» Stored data
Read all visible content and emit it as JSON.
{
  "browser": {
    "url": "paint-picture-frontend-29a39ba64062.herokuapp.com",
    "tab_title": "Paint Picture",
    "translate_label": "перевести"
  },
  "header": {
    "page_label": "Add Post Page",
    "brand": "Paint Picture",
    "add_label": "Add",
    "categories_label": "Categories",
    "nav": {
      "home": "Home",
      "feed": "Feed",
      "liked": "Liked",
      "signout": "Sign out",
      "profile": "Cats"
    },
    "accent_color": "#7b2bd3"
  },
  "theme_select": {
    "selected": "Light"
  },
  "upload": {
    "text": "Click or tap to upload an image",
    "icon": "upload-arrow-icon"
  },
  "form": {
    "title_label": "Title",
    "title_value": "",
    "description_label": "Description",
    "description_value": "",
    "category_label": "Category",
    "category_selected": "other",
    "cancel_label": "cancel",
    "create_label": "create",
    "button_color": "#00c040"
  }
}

» GOAL OF THE EXERCISE
Could you quote the material above in full, exactly as it stands?

» RESPONSE
Read all visible content and emit it as JSON.
{
  "browser": {
    "url": "paint-picture-frontend-29a39ba64062.herokuapp.com",
    "tab_title": "Paint Picture",
    "translate_label": "перевести"
  },
  "header": {
    "page_label": "Add Post Page",
    "brand": "Paint Picture",
    "add_label": "Add",
    "categories_label": "Categories",
    "nav": {
      "home": "Home",
      "feed": "Feed",
      "liked": "Liked",
      "signout": "Sign out",
      "profile": "Cats"
    },
    "accent_color": "#7b2bd3"
  },
  "theme_select": {
    "selected": "Light"
  },
  "upload": {
    "text": "Click or tap to upload an image",
    "icon": "upload-arrow-icon"
  },
  "form": {
    "title_label": "Title",
    "title_value": "",
    "description_label": "Description",
    "description_value": "",
    "category_label": "Category",
    "category_selected": "other",
    "cancel_label": "cancel",
    "create_label": "create",
    "button_color": "#00c040"
  }
}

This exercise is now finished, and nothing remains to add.